- DIRECTIONS: The listing below should be written out exactly; please include all of it.

# Start of MATERIAL PROVIDED

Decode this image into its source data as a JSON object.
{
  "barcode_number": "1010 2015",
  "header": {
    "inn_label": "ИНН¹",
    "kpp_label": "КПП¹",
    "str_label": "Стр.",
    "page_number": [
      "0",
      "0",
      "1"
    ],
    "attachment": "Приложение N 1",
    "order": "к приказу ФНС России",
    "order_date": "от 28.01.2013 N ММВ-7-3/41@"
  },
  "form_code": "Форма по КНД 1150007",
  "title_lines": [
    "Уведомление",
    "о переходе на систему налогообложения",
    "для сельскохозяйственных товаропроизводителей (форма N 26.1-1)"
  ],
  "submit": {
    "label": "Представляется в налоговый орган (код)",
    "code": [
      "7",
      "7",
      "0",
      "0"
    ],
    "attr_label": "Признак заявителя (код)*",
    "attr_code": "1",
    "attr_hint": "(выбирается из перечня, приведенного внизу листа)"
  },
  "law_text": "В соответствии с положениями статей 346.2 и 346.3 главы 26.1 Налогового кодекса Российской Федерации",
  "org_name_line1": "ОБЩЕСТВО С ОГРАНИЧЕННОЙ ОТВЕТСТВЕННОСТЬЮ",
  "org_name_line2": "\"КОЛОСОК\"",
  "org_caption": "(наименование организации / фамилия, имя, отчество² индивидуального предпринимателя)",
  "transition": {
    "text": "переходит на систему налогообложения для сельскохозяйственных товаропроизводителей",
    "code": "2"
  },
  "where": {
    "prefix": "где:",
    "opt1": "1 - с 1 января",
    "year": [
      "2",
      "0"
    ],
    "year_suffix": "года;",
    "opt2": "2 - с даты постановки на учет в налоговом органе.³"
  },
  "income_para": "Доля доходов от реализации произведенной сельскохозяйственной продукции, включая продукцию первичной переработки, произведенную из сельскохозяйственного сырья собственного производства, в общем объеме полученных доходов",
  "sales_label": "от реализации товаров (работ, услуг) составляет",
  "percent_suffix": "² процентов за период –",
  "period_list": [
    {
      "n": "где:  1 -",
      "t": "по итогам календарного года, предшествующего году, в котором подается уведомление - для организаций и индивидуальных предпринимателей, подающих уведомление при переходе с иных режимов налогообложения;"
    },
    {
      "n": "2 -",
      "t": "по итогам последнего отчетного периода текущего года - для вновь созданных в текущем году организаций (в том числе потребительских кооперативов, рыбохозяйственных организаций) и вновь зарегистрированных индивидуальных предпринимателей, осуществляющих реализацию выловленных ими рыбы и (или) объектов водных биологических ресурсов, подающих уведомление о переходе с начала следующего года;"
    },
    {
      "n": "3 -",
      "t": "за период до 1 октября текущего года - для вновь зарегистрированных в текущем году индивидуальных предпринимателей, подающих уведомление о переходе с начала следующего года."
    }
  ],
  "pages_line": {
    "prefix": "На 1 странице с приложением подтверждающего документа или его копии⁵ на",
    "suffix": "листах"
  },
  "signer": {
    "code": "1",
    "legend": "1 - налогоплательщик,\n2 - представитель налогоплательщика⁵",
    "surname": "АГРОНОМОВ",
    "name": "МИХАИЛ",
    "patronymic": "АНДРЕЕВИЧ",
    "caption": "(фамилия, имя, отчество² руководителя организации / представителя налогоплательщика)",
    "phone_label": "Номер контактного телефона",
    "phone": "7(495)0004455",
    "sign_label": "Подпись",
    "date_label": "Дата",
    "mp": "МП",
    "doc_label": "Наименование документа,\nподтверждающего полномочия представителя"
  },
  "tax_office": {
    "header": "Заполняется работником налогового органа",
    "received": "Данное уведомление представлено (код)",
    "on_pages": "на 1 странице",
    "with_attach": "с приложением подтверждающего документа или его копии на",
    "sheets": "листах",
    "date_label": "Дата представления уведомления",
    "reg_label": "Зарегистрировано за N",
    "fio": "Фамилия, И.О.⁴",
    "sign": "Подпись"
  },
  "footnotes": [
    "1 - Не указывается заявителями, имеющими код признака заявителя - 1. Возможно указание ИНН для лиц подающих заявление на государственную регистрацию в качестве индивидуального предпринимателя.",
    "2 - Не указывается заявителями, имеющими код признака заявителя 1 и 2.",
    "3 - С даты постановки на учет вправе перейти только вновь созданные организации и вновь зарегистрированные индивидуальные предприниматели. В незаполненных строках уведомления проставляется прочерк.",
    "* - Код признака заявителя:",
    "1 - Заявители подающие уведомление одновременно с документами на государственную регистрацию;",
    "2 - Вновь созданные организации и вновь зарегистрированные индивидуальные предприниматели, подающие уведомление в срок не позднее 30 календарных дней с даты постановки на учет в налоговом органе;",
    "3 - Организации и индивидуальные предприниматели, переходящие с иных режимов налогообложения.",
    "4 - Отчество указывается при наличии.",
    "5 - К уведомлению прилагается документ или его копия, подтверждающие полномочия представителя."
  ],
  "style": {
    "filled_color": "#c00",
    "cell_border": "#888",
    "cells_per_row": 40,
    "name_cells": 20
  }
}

# End of MATERIAL PROVIDED

- COMPLETE OUTPUT:
Decode this image into its source data as a JSON object.
{
  "barcode_number": "1010 2015",
  "header": {
    "inn_label": "ИНН¹",
    "kpp_label": "КПП¹",
    "str_label": "Стр.",
    "page_number": [
      "0",
      "0",
      "1"
    ],
    "attachment": "Приложение N 1",
    "order": "к приказу ФНС России",
    "order_date": "от 28.01.2013 N ММВ-7-3/41@"
  },
  "form_code": "Форма по КНД 1150007",
  "title_lines": [
    "Уведомление",
    "о переходе на систему налогообложения",
    "для сельскохозяйственных товаропроизводителей (форма N 26.1-1)"
  ],
  "submit": {
    "label": "Представляется в налоговый орган (код)",
    "code": [
      "7",
      "7",
      "0",
      "0"
    ],
    "attr_label": "Признак заявителя (код)*",
    "attr_code": "1",
    "attr_hint": "(выбирается из перечня, приведенного внизу листа)"
  },
  "law_text": "В соответствии с положениями статей 346.2 и 346.3 главы 26.1 Налогового кодекса Российской Федерации",
  "org_name_line1": "ОБЩЕСТВО С ОГРАНИЧЕННОЙ ОТВЕТСТВЕННОСТЬЮ",
  "org_name_line2": "\"КОЛОСОК\"",
  "org_caption": "(наименование организации / фамилия, имя, отчество² индивидуального предпринимателя)",
  "transition": {
    "text": "переходит на систему налогообложения для сельскохозяйственных товаропроизводителей",
    "code": "2"
  },
  "where": {
    "prefix": "где:",
    "opt1": "1 - с 1 января",
    "year": [
      "2",
      "0"
    ],
    "year_suffix": "года;",
    "opt2": "2 - с даты постановки на учет в налоговом органе.³"
  },
  "income_para": "Доля доходов от реализации произведенной сельскохозяйственной продукции, включая продукцию первичной переработки, произведенную из сельскохозяйственного сырья собственного производства, в общем объеме полученных доходов",
  "sales_label": "от реализации товаров (работ, услуг) составляет",
  "percent_suffix": "² процентов за период –",
  "period_list": [
    {
      "n": "где:  1 -",
      "t": "по итогам календарного года, предшествующего году, в котором подается уведомление - для организаций и индивидуальных предпринимателей, подающих уведомление при переходе с иных режимов налогообложения;"
    },
    {
      "n": "2 -",
      "t": "по итогам последнего отчетного периода текущего года - для вновь созданных в текущем году организаций (в том числе потребительских кооперативов, рыбохозяйственных организаций) и вновь зарегистрированных индивидуальных предпринимателей, осуществляющих реализацию выловленных ими рыбы и (или) объектов водных биологических ресурсов, подающих уведомление о переходе с начала следующего года;"
    },
    {
      "n": "3 -",
      "t": "за период до 1 октября текущего года - для вновь зарегистрированных в текущем году индивидуальных предпринимателей, подающих уведомление о переходе с начала следующего года."
    }
  ],
  "pages_line": {
    "prefix": "На 1 странице с приложением подтверждающего документа или его копии⁵ на",
    "suffix": "листах"
  },
  "signer": {
    "code": "1",
    "legend": "1 - налогоплательщик,\n2 - представитель налогоплательщика⁵",
    "surname": "АГРОНОМОВ",
    "name": "МИХАИЛ",
    "patronymic": "АНДРЕЕВИЧ",
    "caption": "(фамилия, имя, отчество² руководителя организации / представителя налогоплательщика)",
    "phone_label": "Номер контактного телефона",
    "phone": "7(495)0004455",
    "sign_label": "Подпись",
    "date_label": "Дата",
    "mp": "МП",
    "doc_label": "Наименование документа,\nподтверждающего полномочия представителя"
  },
  "tax_office": {
    "header": "Заполняется работником налогового органа",
    "received": "Данное уведомление представлено (код)",
    "on_pages": "на 1 странице",
    "with_attach": "с приложением подтверждающего документа или его копии на",
    "sheets": "листах",
    "date_label": "Дата представления уведомления",
    "reg_label": "Зарегистрировано за N",
    "fio": "Фамилия, И.О.⁴",
    "sign": "Подпись"
  },
  "footnotes": [
    "1 - Не указывается заявителями, имеющими код признака заявителя - 1. Возможно указание ИНН для лиц подающих заявление на государственную регистрацию в качестве индивидуального предпринимателя.",
    "2 - Не указывается заявителями, имеющими код признака заявителя 1 и 2.",
    "3 - С даты постановки на учет вправе перейти только вновь созданные организации и вновь зарегистрированные индивидуальные предприниматели. В незаполненных строках уведомления проставляется прочерк.",
    "* - Код признака заявителя:",
    "1 - Заявители подающие уведомление одновременно с документами на государственную регистрацию;",
    "2 - Вновь созданные организации и вновь зарегистрированные индивидуальные предприниматели, подающие уведомление в срок не позднее 30 календарных дней с даты постановки на учет в налоговом органе;",
    "3 - Организации и индивидуальные предприниматели, переходящие с иных режимов налогообложения.",
    "4 - Отчество указывается при наличии.",
    "5 - К уведомлению прилагается документ или его копия, подтверждающие полномочия представителя."
  ],
  "style": {
    "filled_color": "#c00",
    "cell_border": "#888",
    "cells_per_row": 40,
    "name_cells": 20
  }
}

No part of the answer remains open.